**Document extract:**
The U.N. Partition Plan adopted in 1947 carved out a Jewish state whose borders encompassed most of the 650,000 Jews then living in Palestine. But this area also included a large Arab minority, albeit a greatly diminished one. Moreover, in the course of the 1948 fighting, Israeli forces occupied additional territory belonging to the part of Palestine that the U.N. had allocated to the Arabs. The area that remained under Israeli control at the end of the 1948 war had once contained an Arab population of three-quarters of a million. Had the Arabs remained, they would have outnumbered the Jews.
There are now about four million Israeli citizens, 85 percent of them Jews. But the tiny Arab remnant still worries many Israeli leaders. For instance, in August 1973 the powerful Jewish Agency, in charge of settlement programs within the state, published a "Proposal for a General Development program in the Galilee Hills." The document bluntly stated that the Jewish population in some parts of the Galilee, which had the largest concentration of Arabs in the country, was too low. It called for decades of development to "convert the tenitory to a region with a large Jewish population and drawing power" for Jews--all-Jewish urban centers, Jewish agricultural settlements, and so on.
Some Israeli leaders, however, remain unhappy with the pace of Jewish settlement in the Galilee. Ariel Sharon (currently Minister of Defense), minister of agriculture, gave vent to such dissatisfaction in a press interview in 1977: "I'm also dealing now with strangers, Arabs, taking over state lands. There has been total weakness on this subject. National lands are being stolen by strangers...In the Galilee, land has been free to all, and while talking of the Judaization of the Galilee, the area has returned to be a Gentile area. Together with other responsible elements, I have begun to take drastic measures, to prevent national lands being taken by strangers. Soon there'll be no place to settle Jews."

**Task directions:** Rewrite the passage on Jewish settlement in the Galilee, starting with "There are now" and going on through "settlements, and so on.", with "tiny" changed to "small".

**Given data:**
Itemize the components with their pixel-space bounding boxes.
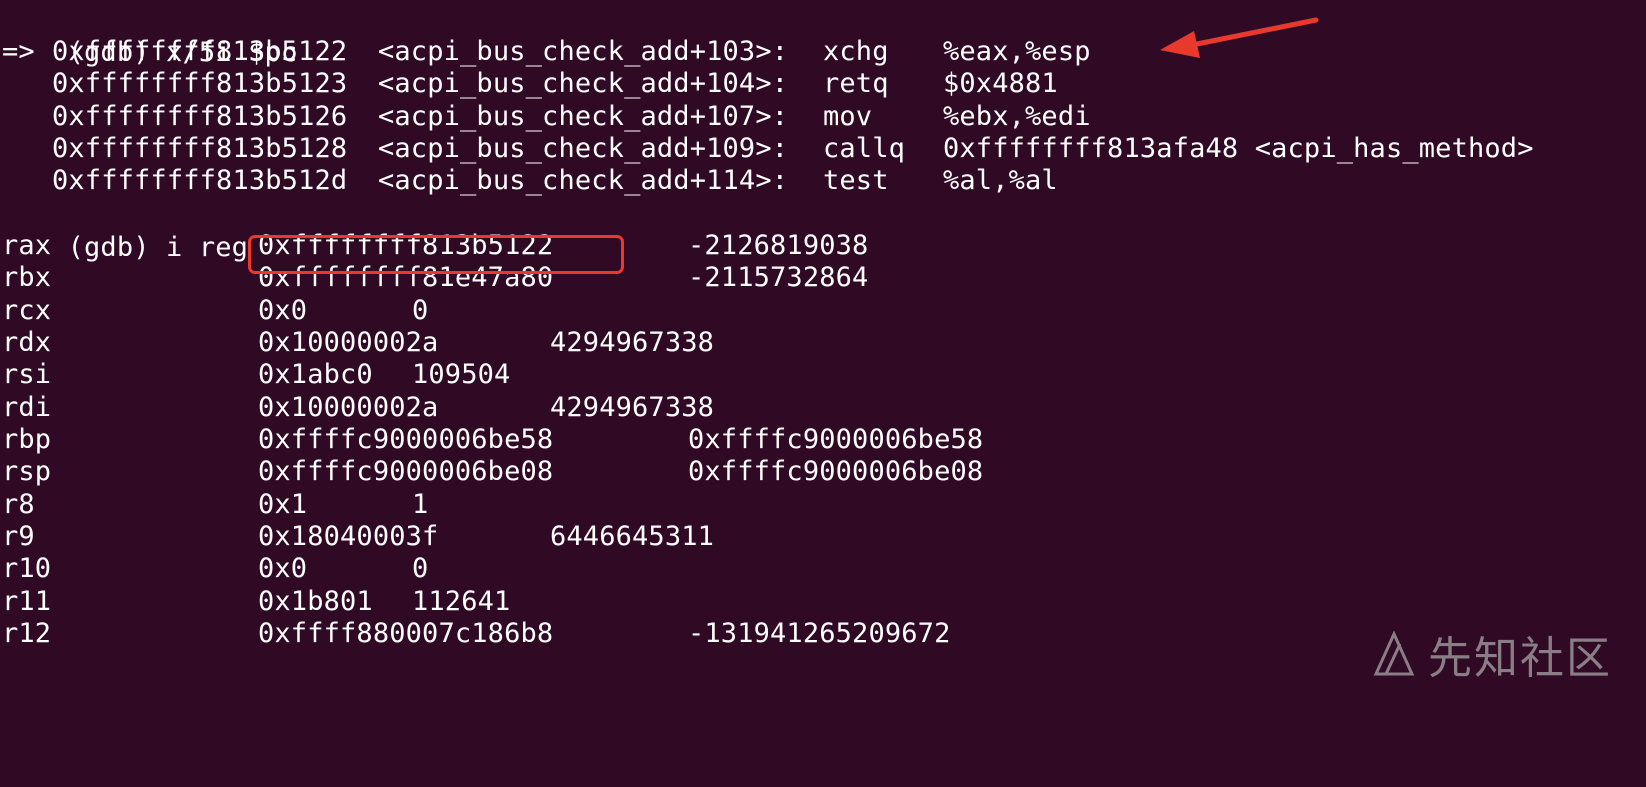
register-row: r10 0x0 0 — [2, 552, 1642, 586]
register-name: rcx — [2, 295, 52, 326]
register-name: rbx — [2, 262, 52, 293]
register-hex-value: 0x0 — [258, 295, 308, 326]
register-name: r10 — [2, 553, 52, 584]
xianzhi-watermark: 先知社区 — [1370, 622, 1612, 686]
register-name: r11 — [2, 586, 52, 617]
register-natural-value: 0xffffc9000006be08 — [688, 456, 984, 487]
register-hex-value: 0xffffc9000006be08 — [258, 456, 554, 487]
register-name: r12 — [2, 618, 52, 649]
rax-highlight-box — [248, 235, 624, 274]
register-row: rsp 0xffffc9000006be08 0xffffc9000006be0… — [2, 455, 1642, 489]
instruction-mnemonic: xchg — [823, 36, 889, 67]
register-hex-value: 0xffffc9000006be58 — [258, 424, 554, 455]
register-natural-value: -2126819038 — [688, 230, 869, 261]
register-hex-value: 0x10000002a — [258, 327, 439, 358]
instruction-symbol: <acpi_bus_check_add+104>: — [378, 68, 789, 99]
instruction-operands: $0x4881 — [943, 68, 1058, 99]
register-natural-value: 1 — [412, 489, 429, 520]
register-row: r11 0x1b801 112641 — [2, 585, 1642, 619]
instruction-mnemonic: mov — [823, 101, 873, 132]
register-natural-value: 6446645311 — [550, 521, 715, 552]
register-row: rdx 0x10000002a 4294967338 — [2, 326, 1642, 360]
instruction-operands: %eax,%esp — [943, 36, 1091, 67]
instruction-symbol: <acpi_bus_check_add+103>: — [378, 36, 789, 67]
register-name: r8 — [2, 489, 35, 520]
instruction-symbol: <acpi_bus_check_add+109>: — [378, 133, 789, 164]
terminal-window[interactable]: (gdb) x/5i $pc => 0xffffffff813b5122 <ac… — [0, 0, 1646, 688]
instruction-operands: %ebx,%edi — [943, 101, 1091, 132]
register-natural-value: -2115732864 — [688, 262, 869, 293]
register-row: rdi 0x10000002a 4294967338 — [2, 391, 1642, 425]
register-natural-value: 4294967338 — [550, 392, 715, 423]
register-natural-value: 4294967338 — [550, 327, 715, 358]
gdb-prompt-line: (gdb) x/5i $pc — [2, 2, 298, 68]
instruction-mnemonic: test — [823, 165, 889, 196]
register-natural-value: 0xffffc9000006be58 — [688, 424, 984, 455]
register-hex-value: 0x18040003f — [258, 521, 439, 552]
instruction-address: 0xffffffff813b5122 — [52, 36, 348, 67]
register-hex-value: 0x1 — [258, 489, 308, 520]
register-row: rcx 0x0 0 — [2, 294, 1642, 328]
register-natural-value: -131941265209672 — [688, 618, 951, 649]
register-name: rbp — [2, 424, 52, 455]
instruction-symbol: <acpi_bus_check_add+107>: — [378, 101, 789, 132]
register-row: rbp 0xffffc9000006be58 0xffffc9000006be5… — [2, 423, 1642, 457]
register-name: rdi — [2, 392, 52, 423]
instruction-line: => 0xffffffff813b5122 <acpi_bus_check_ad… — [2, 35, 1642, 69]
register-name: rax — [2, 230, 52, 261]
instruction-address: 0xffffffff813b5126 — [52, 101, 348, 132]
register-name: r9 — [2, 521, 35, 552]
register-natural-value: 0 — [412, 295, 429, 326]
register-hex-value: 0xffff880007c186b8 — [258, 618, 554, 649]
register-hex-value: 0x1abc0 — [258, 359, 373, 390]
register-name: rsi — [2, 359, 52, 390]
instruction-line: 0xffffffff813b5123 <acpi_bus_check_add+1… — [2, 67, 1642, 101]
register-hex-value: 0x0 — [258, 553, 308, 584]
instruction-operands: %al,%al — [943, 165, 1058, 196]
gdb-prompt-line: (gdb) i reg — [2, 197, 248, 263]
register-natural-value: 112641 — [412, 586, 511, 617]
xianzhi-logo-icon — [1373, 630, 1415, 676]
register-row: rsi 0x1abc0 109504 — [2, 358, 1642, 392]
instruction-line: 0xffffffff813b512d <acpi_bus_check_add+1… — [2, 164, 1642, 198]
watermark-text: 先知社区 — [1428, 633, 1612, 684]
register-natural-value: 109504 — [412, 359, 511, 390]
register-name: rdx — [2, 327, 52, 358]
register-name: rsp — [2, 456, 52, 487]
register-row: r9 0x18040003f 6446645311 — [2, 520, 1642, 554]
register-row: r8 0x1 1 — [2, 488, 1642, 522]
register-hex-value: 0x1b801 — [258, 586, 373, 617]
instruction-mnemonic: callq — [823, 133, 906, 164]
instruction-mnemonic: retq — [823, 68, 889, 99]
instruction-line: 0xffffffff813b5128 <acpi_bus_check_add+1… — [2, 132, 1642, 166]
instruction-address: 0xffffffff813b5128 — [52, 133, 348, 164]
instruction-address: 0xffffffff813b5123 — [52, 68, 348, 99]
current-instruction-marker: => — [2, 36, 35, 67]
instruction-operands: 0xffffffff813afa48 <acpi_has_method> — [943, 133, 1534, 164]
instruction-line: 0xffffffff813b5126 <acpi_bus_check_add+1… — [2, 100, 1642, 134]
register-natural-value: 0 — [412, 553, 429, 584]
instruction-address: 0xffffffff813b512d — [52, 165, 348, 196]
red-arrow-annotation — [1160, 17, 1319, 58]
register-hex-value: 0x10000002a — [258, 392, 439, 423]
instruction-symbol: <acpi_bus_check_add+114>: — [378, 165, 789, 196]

==

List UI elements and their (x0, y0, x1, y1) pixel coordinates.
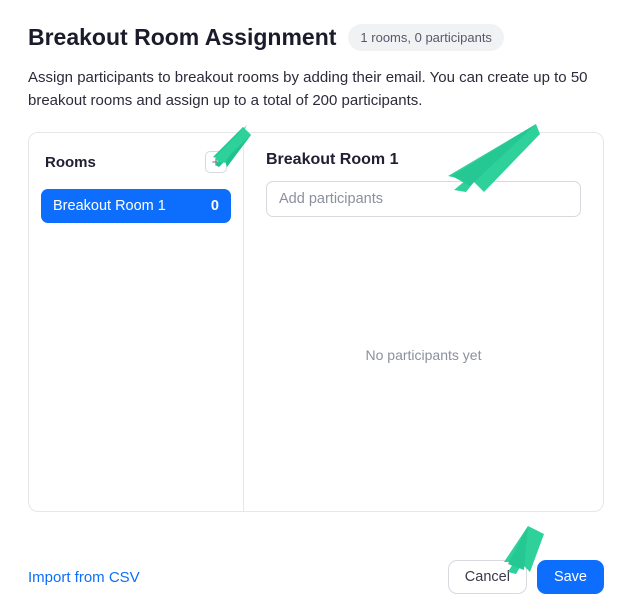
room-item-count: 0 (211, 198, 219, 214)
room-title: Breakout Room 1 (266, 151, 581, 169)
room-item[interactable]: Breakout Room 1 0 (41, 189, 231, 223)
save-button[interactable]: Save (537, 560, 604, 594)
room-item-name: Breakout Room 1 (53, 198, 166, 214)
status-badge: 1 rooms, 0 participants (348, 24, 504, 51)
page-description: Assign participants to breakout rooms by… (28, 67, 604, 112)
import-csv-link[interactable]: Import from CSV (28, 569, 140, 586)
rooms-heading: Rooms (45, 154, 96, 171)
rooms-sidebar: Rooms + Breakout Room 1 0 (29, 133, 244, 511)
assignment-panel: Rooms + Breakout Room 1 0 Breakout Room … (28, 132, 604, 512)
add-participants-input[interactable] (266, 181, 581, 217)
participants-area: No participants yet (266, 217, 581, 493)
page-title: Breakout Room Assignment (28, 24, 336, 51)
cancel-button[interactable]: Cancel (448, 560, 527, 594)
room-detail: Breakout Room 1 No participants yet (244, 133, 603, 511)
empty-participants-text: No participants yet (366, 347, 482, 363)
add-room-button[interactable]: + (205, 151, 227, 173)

**Output of the exercise:**
There are now about four million Israeli citizens, 85 percent of them Jews. But the small Arab remnant still worries many Israeli leaders. For instance, in August 1973 the powerful Jewish Agency, in charge of settlement programs within the state, published a "Proposal for a General Development program in the Galilee Hills." The document bluntly stated that the Jewish population in some parts of the Galilee, which had the largest concentration of Arabs in the country, was too low. It called for decades of development to "convert the tenitory to a region with a large Jewish population and drawing power" for Jews--all-Jewish urban centers, Jewish agricultural settlements, and so on.